● **YOUR OBJECTIVE**
Restate every line of the material, word for word.
+++ EXCERPTED DATA
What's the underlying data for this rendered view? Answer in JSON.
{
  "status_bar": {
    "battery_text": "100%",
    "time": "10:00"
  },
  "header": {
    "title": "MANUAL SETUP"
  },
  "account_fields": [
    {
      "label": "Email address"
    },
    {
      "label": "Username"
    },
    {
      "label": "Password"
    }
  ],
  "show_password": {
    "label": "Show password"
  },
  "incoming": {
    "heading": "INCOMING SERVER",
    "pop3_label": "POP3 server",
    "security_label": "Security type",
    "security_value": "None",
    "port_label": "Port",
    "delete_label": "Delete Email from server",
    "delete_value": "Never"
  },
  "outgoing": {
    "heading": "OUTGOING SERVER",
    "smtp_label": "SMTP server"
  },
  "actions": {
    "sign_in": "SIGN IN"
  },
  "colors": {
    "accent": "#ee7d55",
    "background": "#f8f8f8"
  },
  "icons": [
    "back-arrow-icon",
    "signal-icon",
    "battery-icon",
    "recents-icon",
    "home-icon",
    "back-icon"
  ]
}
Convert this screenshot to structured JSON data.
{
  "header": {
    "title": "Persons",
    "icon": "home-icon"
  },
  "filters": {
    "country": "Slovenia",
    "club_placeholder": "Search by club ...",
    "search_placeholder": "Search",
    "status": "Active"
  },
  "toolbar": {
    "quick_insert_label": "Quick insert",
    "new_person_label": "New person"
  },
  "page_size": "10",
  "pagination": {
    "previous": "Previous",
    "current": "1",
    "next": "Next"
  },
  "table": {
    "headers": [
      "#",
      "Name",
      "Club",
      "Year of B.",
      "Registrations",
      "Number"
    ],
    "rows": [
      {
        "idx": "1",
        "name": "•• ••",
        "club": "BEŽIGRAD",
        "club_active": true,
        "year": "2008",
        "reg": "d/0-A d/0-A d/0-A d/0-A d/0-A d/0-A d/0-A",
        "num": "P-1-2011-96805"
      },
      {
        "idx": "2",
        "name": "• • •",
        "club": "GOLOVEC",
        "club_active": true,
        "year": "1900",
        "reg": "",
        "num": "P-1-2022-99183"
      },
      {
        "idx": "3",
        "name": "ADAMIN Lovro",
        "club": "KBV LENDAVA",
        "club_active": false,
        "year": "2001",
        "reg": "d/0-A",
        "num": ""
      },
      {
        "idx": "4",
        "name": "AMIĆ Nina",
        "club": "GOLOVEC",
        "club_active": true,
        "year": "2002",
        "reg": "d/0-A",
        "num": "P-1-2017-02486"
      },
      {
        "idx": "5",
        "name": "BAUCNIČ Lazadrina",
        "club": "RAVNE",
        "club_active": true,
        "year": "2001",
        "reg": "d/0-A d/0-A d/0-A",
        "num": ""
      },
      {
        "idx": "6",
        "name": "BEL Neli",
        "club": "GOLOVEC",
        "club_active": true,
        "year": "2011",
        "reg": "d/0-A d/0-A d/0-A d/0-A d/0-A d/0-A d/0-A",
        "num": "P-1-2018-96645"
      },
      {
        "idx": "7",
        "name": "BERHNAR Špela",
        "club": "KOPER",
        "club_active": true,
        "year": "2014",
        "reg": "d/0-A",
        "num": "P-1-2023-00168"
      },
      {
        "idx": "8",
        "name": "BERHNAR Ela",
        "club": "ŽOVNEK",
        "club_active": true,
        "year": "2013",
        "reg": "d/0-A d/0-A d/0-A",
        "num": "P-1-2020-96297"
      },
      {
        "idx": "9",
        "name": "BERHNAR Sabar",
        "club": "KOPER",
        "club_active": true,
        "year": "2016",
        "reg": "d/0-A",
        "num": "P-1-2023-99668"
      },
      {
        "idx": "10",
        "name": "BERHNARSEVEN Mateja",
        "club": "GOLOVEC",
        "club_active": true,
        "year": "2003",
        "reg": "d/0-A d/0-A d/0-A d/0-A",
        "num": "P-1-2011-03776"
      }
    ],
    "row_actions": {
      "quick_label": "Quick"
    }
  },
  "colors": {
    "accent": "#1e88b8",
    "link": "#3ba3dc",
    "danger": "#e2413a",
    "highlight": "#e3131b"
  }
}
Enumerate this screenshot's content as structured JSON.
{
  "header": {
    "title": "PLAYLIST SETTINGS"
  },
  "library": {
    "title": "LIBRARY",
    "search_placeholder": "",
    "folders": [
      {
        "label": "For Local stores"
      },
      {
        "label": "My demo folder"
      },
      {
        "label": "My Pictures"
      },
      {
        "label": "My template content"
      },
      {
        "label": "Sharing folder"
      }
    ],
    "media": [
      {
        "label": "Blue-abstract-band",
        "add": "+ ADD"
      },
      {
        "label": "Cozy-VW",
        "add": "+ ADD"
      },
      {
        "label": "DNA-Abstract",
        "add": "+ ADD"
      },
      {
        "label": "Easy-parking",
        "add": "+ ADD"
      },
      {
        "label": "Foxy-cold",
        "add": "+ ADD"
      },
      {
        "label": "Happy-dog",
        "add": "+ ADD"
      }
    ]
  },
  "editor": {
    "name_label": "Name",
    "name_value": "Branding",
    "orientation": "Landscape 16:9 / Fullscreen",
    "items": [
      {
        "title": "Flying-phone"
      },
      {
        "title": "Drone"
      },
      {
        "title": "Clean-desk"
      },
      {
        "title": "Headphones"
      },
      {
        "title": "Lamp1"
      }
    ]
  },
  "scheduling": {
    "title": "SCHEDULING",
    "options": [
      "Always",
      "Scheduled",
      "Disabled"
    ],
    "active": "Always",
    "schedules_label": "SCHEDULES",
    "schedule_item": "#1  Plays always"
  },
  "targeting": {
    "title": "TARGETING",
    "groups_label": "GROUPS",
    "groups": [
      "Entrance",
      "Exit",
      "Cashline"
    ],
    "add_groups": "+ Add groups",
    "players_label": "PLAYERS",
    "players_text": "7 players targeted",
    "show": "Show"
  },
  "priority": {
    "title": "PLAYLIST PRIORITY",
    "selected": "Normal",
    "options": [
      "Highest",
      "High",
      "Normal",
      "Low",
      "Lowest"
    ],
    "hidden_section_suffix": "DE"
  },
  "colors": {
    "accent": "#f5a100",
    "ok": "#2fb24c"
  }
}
++++++
● **ANSWER TO THE PROBLEM**
What's the underlying data for this rendered view? Answer in JSON.
{
  "status_bar": {
    "battery_text": "100%",
    "time": "10:00"
  },
  "header": {
    "title": "MANUAL SETUP"
  },
  "account_fields": [
    {
      "label": "Email address"
    },
    {
      "label": "Username"
    },
    {
      "label": "Password"
    }
  ],
  "show_password": {
    "label": "Show password"
  },
  "incoming": {
    "heading": "INCOMING SERVER",
    "pop3_label": "POP3 server",
    "security_label": "Security type",
    "security_value": "None",
    "port_label": "Port",
    "delete_label": "Delete Email from server",
    "delete_value": "Never"
  },
  "outgoing": {
    "heading": "OUTGOING SERVER",
    "smtp_label": "SMTP server"
  },
  "actions": {
    "sign_in": "SIGN IN"
  },
  "colors": {
    "accent": "#ee7d55",
    "background": "#f8f8f8"
  },
  "icons": [
    "back-arrow-icon",
    "signal-icon",
    "battery-icon",
    "recents-icon",
    "home-icon",
    "back-icon"
  ]
}
Convert this screenshot to structured JSON data.
{
  "header": {
    "title": "Persons",
    "icon": "home-icon"
  },
  "filters": {
    "country": "Slovenia",
    "club_placeholder": "Search by club ...",
    "search_placeholder": "Search",
    "status": "Active"
  },
  "toolbar": {
    "quick_insert_label": "Quick insert",
    "new_person_label": "New person"
  },
  "page_size": "10",
  "pagination": {
    "previous": "Previous",
    "current": "1",
    "next": "Next"
  },
  "table": {
    "headers": [
      "#",
      "Name",
      "Club",
      "Year of B.",
      "Registrations",
      "Number"
    ],
    "rows": [
      {
        "idx": "1",
        "name": "•• ••",
        "club": "BEŽIGRAD",
        "club_active": true,
        "year": "2008",
        "reg": "d/0-A d/0-A d/0-A d/0-A d/0-A d/0-A d/0-A",
        "num": "P-1-2011-96805"
      },
      {
        "idx": "2",
        "name": "• • •",
        "club": "GOLOVEC",
        "club_active": true,
        "year": "1900",
        "reg": "",
        "num": "P-1-2022-99183"
      },
      {
        "idx": "3",
        "name": "ADAMIN Lovro",
        "club": "KBV LENDAVA",
        "club_active": false,
        "year": "2001",
        "reg": "d/0-A",
        "num": ""
      },
      {
        "idx": "4",
        "name": "AMIĆ Nina",
        "club": "GOLOVEC",
        "club_active": true,
        "year": "2002",
        "reg": "d/0-A",
        "num": "P-1-2017-02486"
      },
      {
        "idx": "5",
        "name": "BAUCNIČ Lazadrina",
        "club": "RAVNE",
        "club_active": true,
        "year": "2001",
        "reg": "d/0-A d/0-A d/0-A",
        "num": ""
      },
      {
        "idx": "6",
        "name": "BEL Neli",
        "club": "GOLOVEC",
        "club_active": true,
        "year": "2011",
        "reg": "d/0-A d/0-A d/0-A d/0-A d/0-A d/0-A d/0-A",
        "num": "P-1-2018-96645"
      },
      {
        "idx": "7",
        "name": "BERHNAR Špela",
        "club": "KOPER",
        "club_active": true,
        "year": "2014",
        "reg": "d/0-A",
        "num": "P-1-2023-00168"
      },
      {
        "idx": "8",
        "name": "BERHNAR Ela",
        "club": "ŽOVNEK",
        "club_active": true,
        "year": "2013",
        "reg": "d/0-A d/0-A d/0-A",
        "num": "P-1-2020-96297"
      },
      {
        "idx": "9",
        "name": "BERHNAR Sabar",
        "club": "KOPER",
        "club_active": true,
        "year": "2016",
        "reg": "d/0-A",
        "num": "P-1-2023-99668"
      },
      {
        "idx": "10",
        "name": "BERHNARSEVEN Mateja",
        "club": "GOLOVEC",
        "club_active": true,
        "year": "2003",
        "reg": "d/0-A d/0-A d/0-A d/0-A",
        "num": "P-1-2011-03776"
      }
    ],
    "row_actions": {
      "quick_label": "Quick"
    }
  },
  "colors": {
    "accent": "#1e88b8",
    "link": "#3ba3dc",
    "danger": "#e2413a",
    "highlight": "#e3131b"
  }
}
Enumerate this screenshot's content as structured JSON.
{
  "header": {
    "title": "PLAYLIST SETTINGS"
  },
  "library": {
    "title": "LIBRARY",
    "search_placeholder": "",
    "folders": [
      {
        "label": "For Local stores"
      },
      {
        "label": "My demo folder"
      },
      {
        "label": "My Pictures"
      },
      {
        "label": "My template content"
      },
      {
        "label": "Sharing folder"
      }
    ],
    "media": [
      {
        "label": "Blue-abstract-band",
        "add": "+ ADD"
      },
      {
        "label": "Cozy-VW",
        "add": "+ ADD"
      },
      {
        "label": "DNA-Abstract",
        "add": "+ ADD"
      },
      {
        "label": "Easy-parking",
        "add": "+ ADD"
      },
      {
        "label": "Foxy-cold",
        "add": "+ ADD"
      },
      {
        "label": "Happy-dog",
        "add": "+ ADD"
      }
    ]
  },
  "editor": {
    "name_label": "Name",
    "name_value": "Branding",
    "orientation": "Landscape 16:9 / Fullscreen",
    "items": [
      {
        "title": "Flying-phone"
      },
      {
        "title": "Drone"
      },
      {
        "title": "Clean-desk"
      },
      {
        "title": "Headphones"
      },
      {
        "title": "Lamp1"
      }
    ]
  },
  "scheduling": {
    "title": "SCHEDULING",
    "options": [
      "Always",
      "Scheduled",
      "Disabled"
    ],
    "active": "Always",
    "schedules_label": "SCHEDULES",
    "schedule_item": "#1  Plays always"
  },
  "targeting": {
    "title": "TARGETING",
    "groups_label": "GROUPS",
    "groups": [
      "Entrance",
      "Exit",
      "Cashline"
    ],
    "add_groups": "+ Add groups",
    "players_label": "PLAYERS",
    "players_text": "7 players targeted",
    "show": "Show"
  },
  "priority": {
    "title": "PLAYLIST PRIORITY",
    "selected": "Normal",
    "options": [
      "Highest",
      "High",
      "Normal",
      "Low",
      "Lowest"
    ],
    "hidden_section_suffix": "DE"
  },
  "colors": {
    "accent": "#f5a100",
    "ok": "#2fb24c"
  }
}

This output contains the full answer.